- _Short problem_:
Find how many lines contain "true" and state only that number.

- _Collected data entries_:
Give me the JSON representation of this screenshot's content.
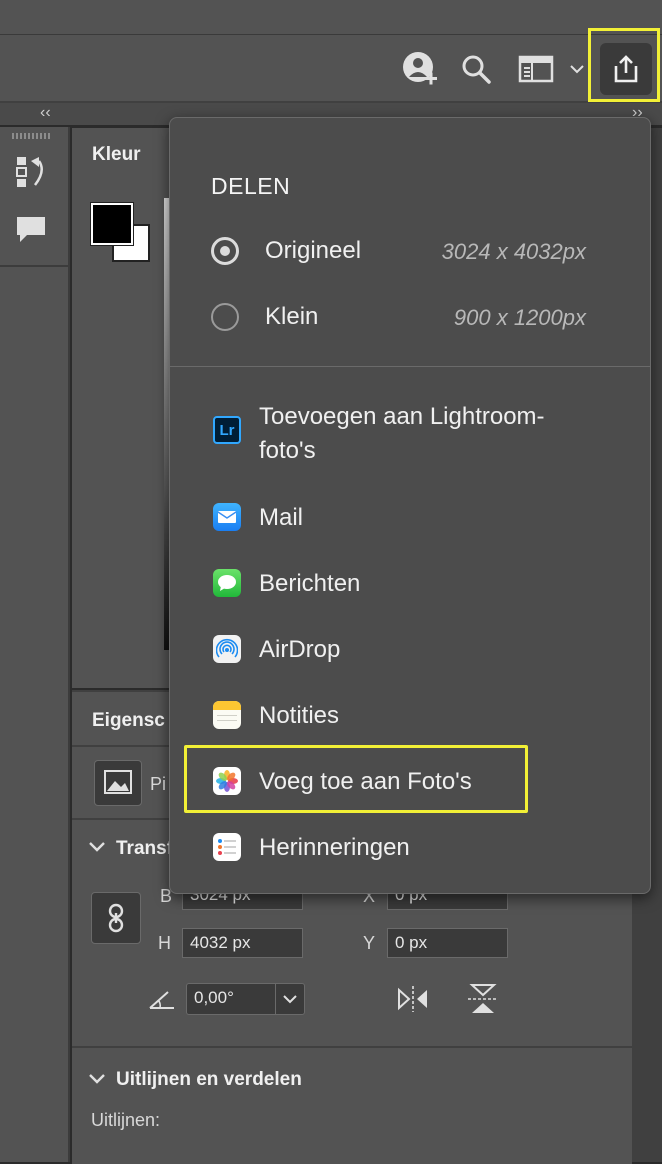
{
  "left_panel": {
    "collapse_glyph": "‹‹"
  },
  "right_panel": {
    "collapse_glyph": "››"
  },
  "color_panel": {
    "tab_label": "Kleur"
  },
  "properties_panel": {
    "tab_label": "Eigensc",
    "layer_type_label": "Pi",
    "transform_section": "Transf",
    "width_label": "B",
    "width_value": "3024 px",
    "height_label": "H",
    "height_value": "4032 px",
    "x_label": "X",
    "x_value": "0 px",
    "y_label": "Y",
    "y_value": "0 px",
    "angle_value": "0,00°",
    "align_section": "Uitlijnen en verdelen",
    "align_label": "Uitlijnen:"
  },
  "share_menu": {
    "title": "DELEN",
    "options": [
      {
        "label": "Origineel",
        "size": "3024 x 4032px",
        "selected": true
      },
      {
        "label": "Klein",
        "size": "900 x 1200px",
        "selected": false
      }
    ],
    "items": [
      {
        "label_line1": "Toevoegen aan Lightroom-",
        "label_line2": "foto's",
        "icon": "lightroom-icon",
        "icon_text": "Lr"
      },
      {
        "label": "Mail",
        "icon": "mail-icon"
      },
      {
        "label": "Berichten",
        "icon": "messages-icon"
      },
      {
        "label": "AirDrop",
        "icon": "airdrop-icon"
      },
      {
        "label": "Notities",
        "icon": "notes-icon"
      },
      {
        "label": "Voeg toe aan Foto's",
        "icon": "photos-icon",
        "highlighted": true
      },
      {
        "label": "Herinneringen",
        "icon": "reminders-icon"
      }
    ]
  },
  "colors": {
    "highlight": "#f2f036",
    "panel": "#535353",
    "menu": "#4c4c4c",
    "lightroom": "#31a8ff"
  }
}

--

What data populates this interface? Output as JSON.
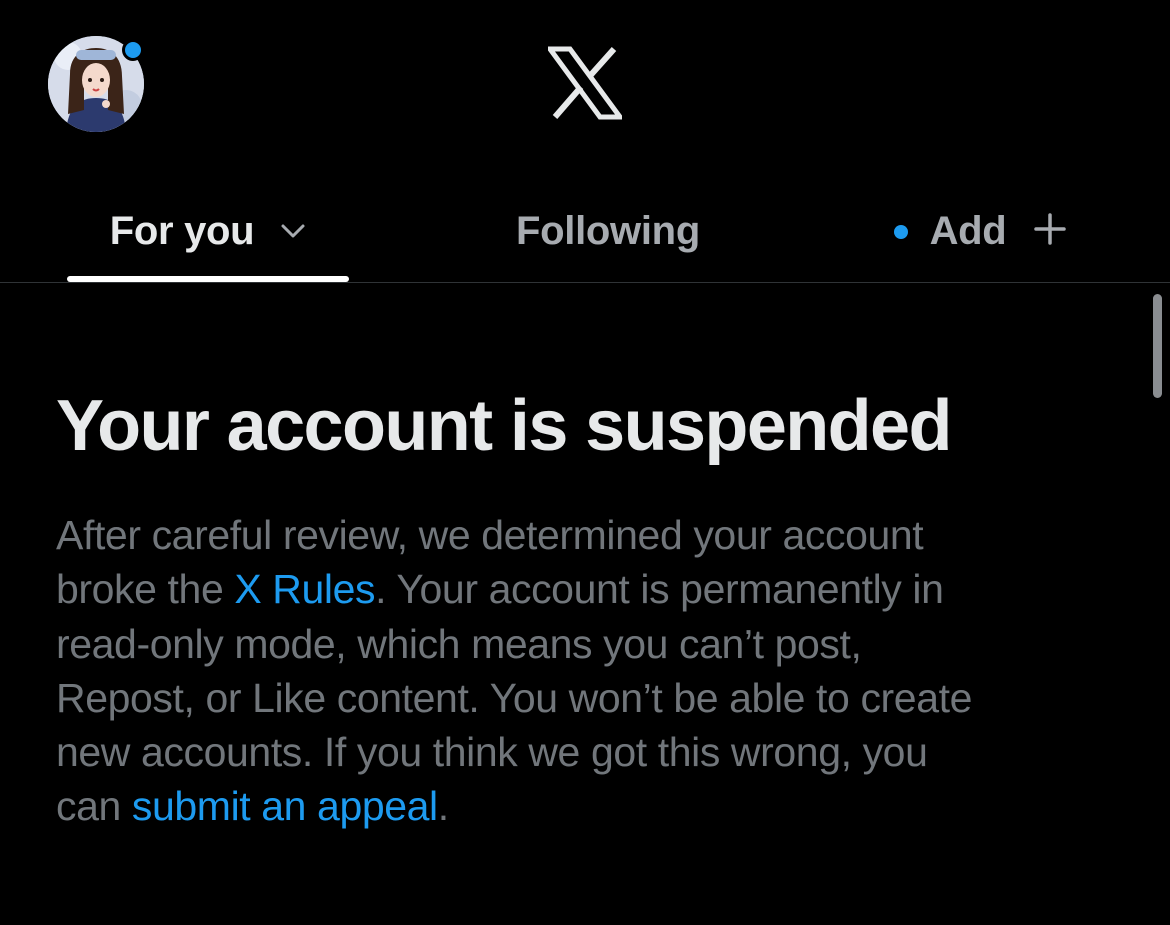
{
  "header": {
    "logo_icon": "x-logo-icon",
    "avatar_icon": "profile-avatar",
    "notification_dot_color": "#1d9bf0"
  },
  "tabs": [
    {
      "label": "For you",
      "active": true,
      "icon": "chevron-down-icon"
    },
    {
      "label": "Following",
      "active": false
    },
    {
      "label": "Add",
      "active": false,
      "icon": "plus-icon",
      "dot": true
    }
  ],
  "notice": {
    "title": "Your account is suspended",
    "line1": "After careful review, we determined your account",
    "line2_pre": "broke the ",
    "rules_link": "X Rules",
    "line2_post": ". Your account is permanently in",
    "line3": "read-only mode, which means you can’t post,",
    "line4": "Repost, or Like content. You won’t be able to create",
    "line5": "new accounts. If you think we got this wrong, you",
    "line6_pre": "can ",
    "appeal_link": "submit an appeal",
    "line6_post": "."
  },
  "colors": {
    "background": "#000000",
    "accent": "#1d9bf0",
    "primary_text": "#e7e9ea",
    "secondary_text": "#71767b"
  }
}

- _Task result_:
4